PROBLEM STATEMENT – Where does the string "foods" appear? Copy every line of the entries below that holds it.

# Start of RECORDS

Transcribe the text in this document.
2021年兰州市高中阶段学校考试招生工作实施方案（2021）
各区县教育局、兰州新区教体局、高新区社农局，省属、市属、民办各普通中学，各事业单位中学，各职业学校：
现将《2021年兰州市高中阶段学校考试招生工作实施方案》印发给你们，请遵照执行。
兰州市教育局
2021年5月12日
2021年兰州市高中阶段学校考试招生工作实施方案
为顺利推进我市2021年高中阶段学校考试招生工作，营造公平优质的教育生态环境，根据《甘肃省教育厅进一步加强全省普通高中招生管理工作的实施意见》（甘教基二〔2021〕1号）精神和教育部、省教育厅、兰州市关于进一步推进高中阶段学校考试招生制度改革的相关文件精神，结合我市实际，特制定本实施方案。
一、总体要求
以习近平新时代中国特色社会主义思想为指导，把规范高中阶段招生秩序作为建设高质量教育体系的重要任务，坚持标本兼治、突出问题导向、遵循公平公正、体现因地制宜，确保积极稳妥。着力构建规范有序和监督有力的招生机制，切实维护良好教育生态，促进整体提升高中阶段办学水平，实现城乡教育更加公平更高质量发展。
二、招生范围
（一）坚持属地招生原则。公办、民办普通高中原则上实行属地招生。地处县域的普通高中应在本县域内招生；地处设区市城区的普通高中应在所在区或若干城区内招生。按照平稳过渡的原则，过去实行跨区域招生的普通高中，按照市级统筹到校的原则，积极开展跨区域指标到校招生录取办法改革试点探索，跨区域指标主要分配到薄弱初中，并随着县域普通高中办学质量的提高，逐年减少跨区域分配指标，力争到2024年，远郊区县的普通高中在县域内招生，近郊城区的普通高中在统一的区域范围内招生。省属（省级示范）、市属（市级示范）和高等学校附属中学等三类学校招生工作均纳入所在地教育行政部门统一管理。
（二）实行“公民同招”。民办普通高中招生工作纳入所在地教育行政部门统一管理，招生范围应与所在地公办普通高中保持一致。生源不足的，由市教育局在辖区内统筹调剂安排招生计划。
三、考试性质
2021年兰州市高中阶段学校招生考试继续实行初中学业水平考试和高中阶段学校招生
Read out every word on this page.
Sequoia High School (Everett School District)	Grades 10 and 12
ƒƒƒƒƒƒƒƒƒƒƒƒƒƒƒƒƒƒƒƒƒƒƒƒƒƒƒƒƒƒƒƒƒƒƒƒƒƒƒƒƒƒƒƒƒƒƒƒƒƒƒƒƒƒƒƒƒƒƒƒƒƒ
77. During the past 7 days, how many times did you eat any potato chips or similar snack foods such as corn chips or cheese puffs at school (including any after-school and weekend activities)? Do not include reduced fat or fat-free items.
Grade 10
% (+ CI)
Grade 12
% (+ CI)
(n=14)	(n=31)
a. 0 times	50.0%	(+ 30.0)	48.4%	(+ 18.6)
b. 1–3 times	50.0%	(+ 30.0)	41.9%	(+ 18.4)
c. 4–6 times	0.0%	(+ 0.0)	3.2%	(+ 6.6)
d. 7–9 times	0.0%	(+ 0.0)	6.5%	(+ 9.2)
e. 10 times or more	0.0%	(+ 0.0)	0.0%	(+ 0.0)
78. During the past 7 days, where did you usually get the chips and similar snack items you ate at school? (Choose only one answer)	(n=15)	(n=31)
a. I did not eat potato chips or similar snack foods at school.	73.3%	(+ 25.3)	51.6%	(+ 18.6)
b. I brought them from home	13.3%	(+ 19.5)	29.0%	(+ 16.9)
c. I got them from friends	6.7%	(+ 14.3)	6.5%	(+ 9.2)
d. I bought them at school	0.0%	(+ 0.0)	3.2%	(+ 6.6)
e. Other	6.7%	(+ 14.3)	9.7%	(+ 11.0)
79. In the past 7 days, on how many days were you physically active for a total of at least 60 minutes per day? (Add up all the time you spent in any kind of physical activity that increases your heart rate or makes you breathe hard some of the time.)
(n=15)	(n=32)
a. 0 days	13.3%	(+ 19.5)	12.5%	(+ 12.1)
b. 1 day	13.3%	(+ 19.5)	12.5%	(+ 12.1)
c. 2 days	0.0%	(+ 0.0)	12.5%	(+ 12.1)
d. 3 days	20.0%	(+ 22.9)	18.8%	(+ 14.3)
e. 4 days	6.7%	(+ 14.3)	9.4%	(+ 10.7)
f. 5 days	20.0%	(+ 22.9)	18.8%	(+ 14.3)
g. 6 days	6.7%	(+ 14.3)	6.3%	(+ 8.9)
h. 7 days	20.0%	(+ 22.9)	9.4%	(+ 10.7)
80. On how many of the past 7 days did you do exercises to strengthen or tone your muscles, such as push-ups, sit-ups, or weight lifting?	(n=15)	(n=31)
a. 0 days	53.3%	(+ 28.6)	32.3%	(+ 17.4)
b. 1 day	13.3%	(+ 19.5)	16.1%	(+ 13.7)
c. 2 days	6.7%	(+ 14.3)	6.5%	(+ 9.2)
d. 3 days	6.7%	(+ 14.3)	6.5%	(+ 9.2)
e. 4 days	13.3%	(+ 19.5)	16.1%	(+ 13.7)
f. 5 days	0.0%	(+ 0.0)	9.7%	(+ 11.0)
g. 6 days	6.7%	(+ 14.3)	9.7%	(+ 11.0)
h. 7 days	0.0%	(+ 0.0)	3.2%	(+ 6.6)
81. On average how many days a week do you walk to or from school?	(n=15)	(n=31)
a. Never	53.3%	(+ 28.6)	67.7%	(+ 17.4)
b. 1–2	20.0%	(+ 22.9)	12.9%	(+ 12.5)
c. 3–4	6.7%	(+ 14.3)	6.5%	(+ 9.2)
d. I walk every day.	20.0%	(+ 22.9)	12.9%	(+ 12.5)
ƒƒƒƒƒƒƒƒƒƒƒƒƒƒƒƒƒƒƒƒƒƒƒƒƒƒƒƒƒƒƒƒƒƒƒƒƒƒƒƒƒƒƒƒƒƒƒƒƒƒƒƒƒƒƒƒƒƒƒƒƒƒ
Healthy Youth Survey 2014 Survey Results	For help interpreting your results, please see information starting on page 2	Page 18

# End of RECORDS

SOLUTION TO THIS PROBLEM –
77. During the past 7 days, how many times did you eat any potato chips or similar snack foods such as corn chips or cheese puffs at school (including any after-school and weekend activities)? Do not include reduced fat or fat-free items.
a. I did not eat potato chips or similar snack foods at school.	73.3%	(+ 25.3)	51.6%	(+ 18.6)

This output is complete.